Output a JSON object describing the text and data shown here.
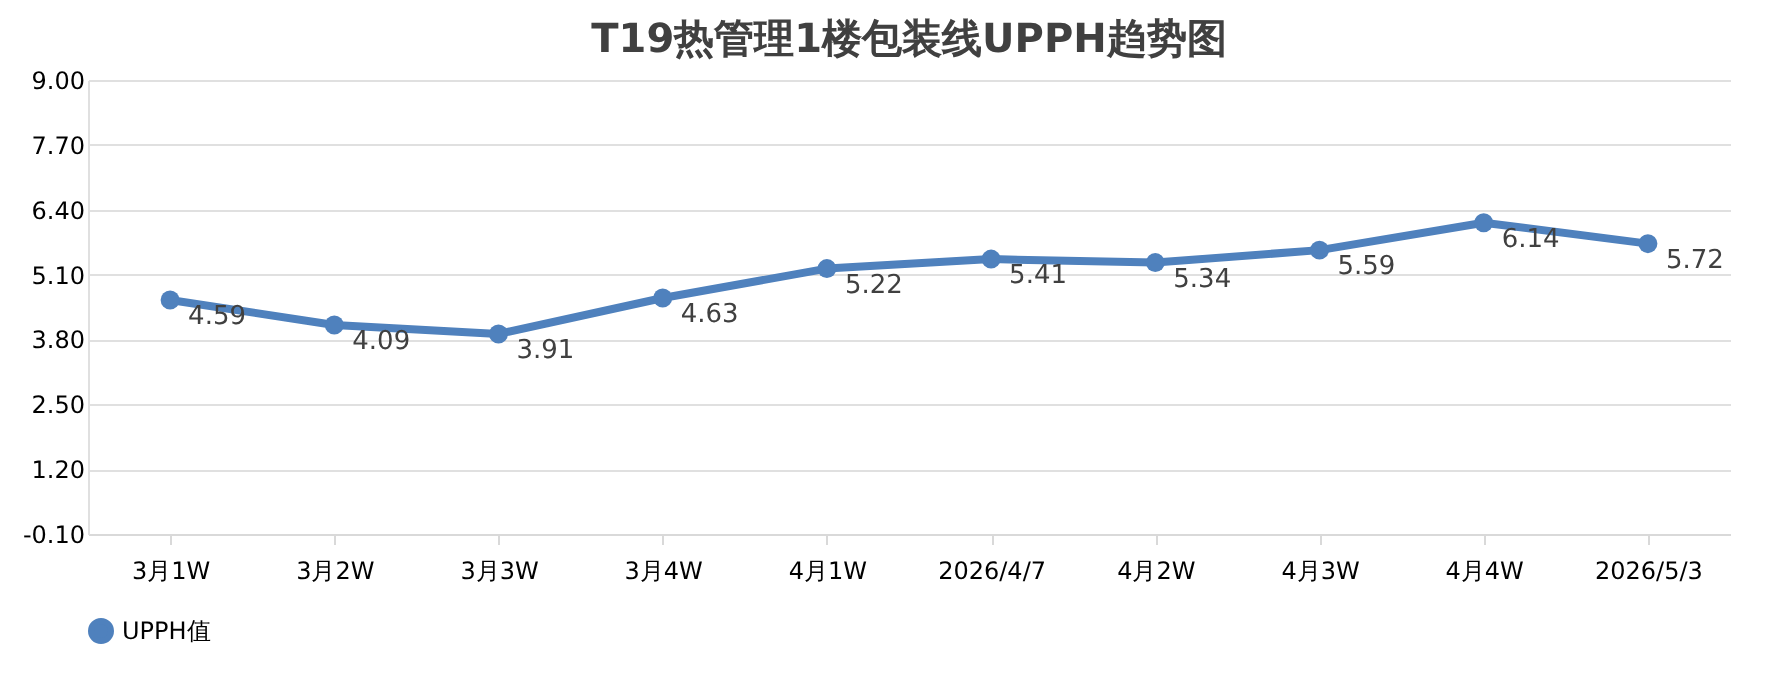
{
  "chart_data": {
    "type": "line",
    "title": "T19热管理1楼包装线UPPH趋势图",
    "categories": [
      "3月1W",
      "3月2W",
      "3月3W",
      "3月4W",
      "4月1W",
      "2026/4/7",
      "4月2W",
      "4月3W",
      "4月4W",
      "2026/5/3"
    ],
    "series": [
      {
        "name": "UPPH值",
        "color": "#4f81bd",
        "values": [
          4.59,
          4.09,
          3.91,
          4.63,
          5.22,
          5.41,
          5.34,
          5.59,
          6.14,
          5.72
        ]
      }
    ],
    "ylim": [
      -0.1,
      9.0
    ],
    "yticks": [
      {
        "value": -0.1,
        "label": "-0.10"
      },
      {
        "value": 1.2,
        "label": "1.20"
      },
      {
        "value": 2.5,
        "label": "2.50"
      },
      {
        "value": 3.8,
        "label": "3.80"
      },
      {
        "value": 5.1,
        "label": "5.10"
      },
      {
        "value": 6.4,
        "label": "6.40"
      },
      {
        "value": 7.7,
        "label": "7.70"
      },
      {
        "value": 9.0,
        "label": "9.00"
      }
    ],
    "grid": "y",
    "legend": "bottom",
    "marker": "circle",
    "line_style": "solid",
    "data_labels": true
  }
}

====

_TASK DESCRIPTION_
Apart from the pictures, the entries above are to be repeated in full and exactly.

_ANSWER_
Output a JSON object describing the text and data shown here.
{
  "chart_data": {
    "type": "line",
    "title": "T19热管理1楼包装线UPPH趋势图",
    "categories": [
      "3月1W",
      "3月2W",
      "3月3W",
      "3月4W",
      "4月1W",
      "2026/4/7",
      "4月2W",
      "4月3W",
      "4月4W",
      "2026/5/3"
    ],
    "series": [
      {
        "name": "UPPH值",
        "color": "#4f81bd",
        "values": [
          4.59,
          4.09,
          3.91,
          4.63,
          5.22,
          5.41,
          5.34,
          5.59,
          6.14,
          5.72
        ]
      }
    ],
    "ylim": [
      -0.1,
      9.0
    ],
    "yticks": [
      {
        "value": -0.1,
        "label": "-0.10"
      },
      {
        "value": 1.2,
        "label": "1.20"
      },
      {
        "value": 2.5,
        "label": "2.50"
      },
      {
        "value": 3.8,
        "label": "3.80"
      },
      {
        "value": 5.1,
        "label": "5.10"
      },
      {
        "value": 6.4,
        "label": "6.40"
      },
      {
        "value": 7.7,
        "label": "7.70"
      },
      {
        "value": 9.0,
        "label": "9.00"
      }
    ],
    "grid": "y",
    "legend": "bottom",
    "marker": "circle",
    "line_style": "solid",
    "data_labels": true
  }
}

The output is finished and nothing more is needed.